**What is needed**
Transcribe the entries below exactly; leave every image out.

**Given records**
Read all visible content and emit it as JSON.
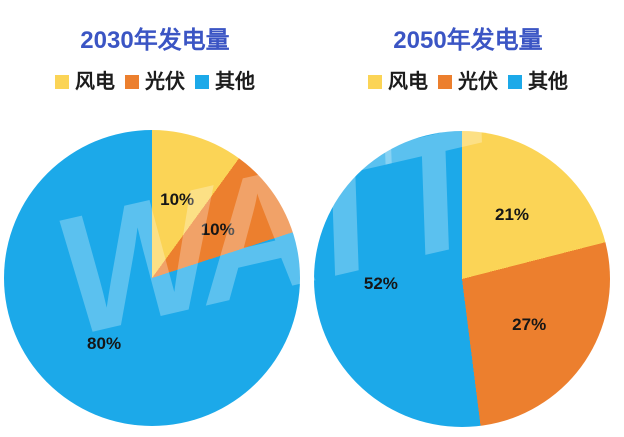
{
  "watermark": "WATT",
  "colors": {
    "wind": "#FBD456",
    "solar": "#EC7F2E",
    "other": "#1CA9E9",
    "title": "#3B55C4",
    "label_text": "#161616",
    "background": "#FFFFFF"
  },
  "chart_data": [
    {
      "type": "pie",
      "title": "2030年发电量",
      "categories": [
        "风电",
        "光伏",
        "其他"
      ],
      "values": [
        10,
        10,
        80
      ],
      "labels": [
        "10%",
        "10%",
        "80%"
      ],
      "colors": [
        "#FBD456",
        "#EC7F2E",
        "#1CA9E9"
      ],
      "start_angle_deg": 0,
      "direction": "clockwise",
      "legend_position": "top"
    },
    {
      "type": "pie",
      "title": "2050年发电量",
      "categories": [
        "风电",
        "光伏",
        "其他"
      ],
      "values": [
        21,
        27,
        52
      ],
      "labels": [
        "21%",
        "27%",
        "52%"
      ],
      "colors": [
        "#FBD456",
        "#EC7F2E",
        "#1CA9E9"
      ],
      "start_angle_deg": 0,
      "direction": "clockwise",
      "legend_position": "top"
    }
  ]
}
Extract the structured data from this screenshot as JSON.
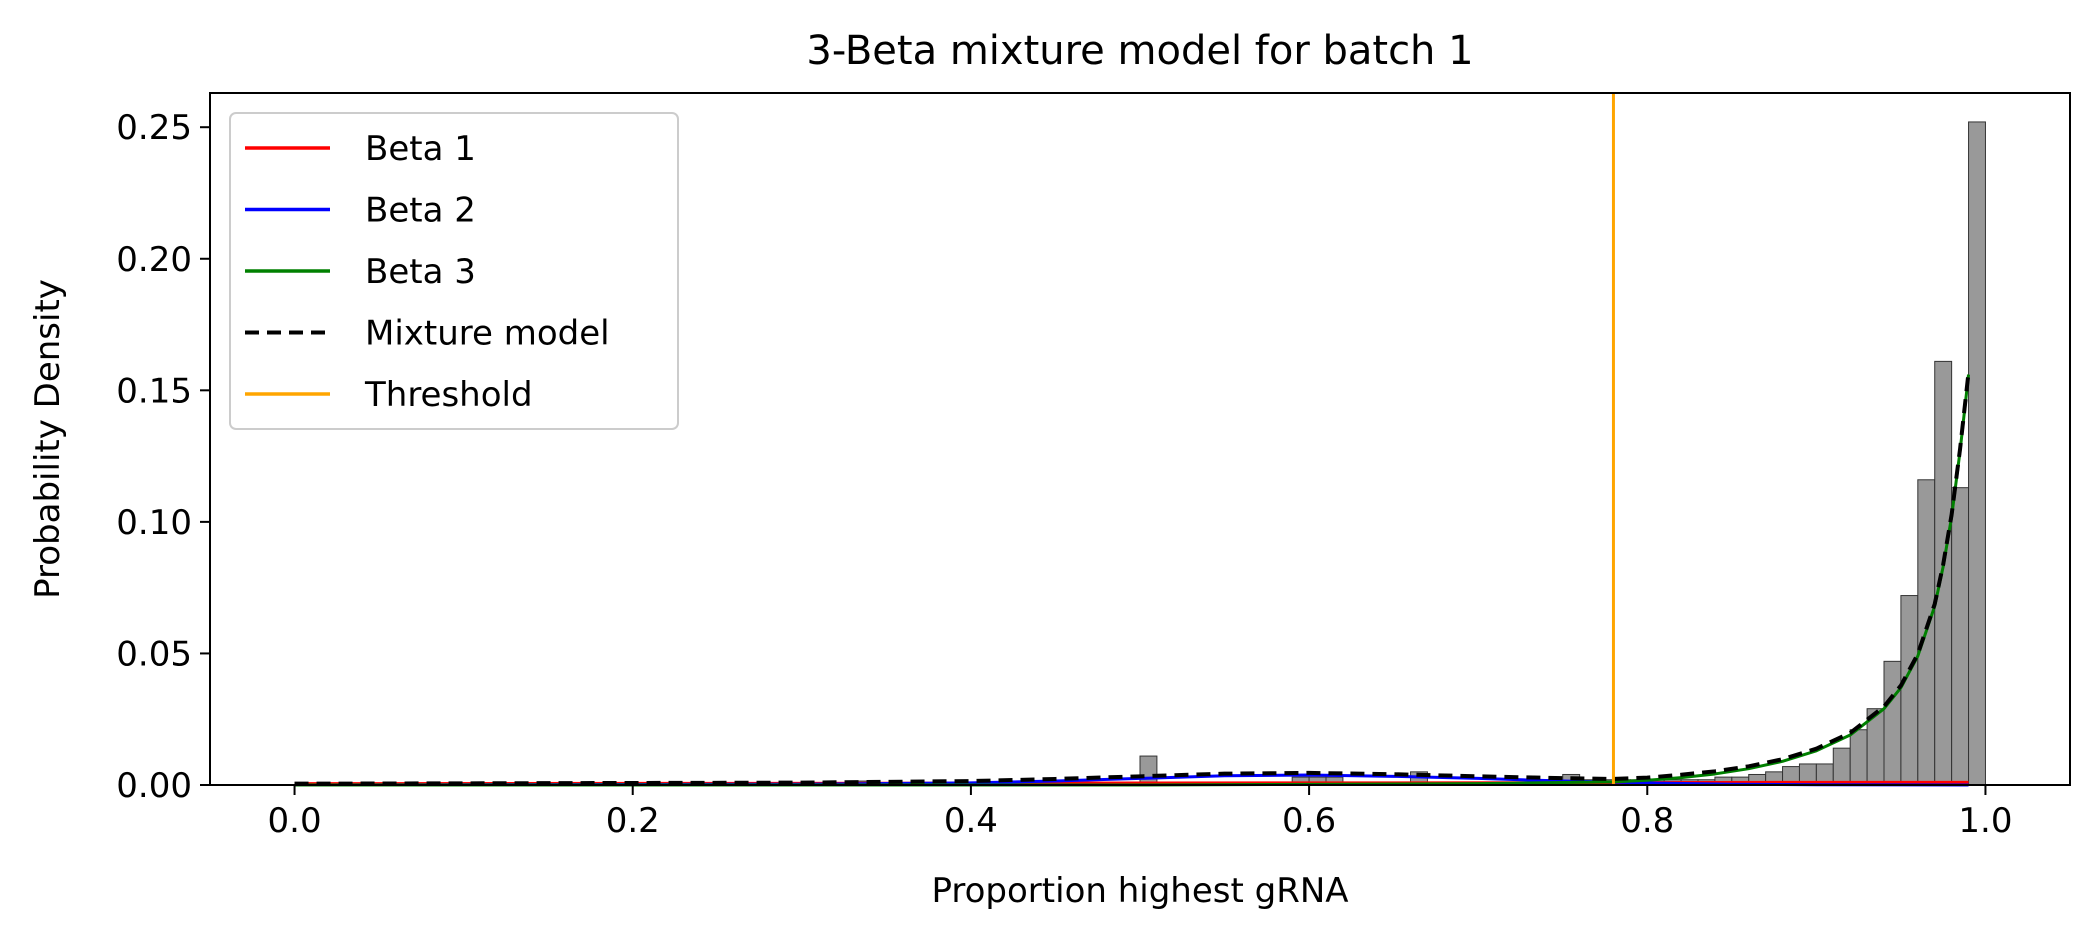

**Output for this exercise**
Read all visible content and emit it as JSON.
{
  "watermark": "WATT",
  "colors": {
    "wind": "#FBD456",
    "solar": "#EC7F2E",
    "other": "#1CA9E9",
    "title": "#3B55C4",
    "label_text": "#161616",
    "background": "#FFFFFF"
  },
  "chart_data": [
    {
      "type": "pie",
      "title": "2030年发电量",
      "categories": [
        "风电",
        "光伏",
        "其他"
      ],
      "values": [
        10,
        10,
        80
      ],
      "labels": [
        "10%",
        "10%",
        "80%"
      ],
      "colors": [
        "#FBD456",
        "#EC7F2E",
        "#1CA9E9"
      ],
      "start_angle_deg": 0,
      "direction": "clockwise",
      "legend_position": "top"
    },
    {
      "type": "pie",
      "title": "2050年发电量",
      "categories": [
        "风电",
        "光伏",
        "其他"
      ],
      "values": [
        21,
        27,
        52
      ],
      "labels": [
        "21%",
        "27%",
        "52%"
      ],
      "colors": [
        "#FBD456",
        "#EC7F2E",
        "#1CA9E9"
      ],
      "start_angle_deg": 0,
      "direction": "clockwise",
      "legend_position": "top"
    }
  ]
}
Extract the structured data from this screenshot as JSON.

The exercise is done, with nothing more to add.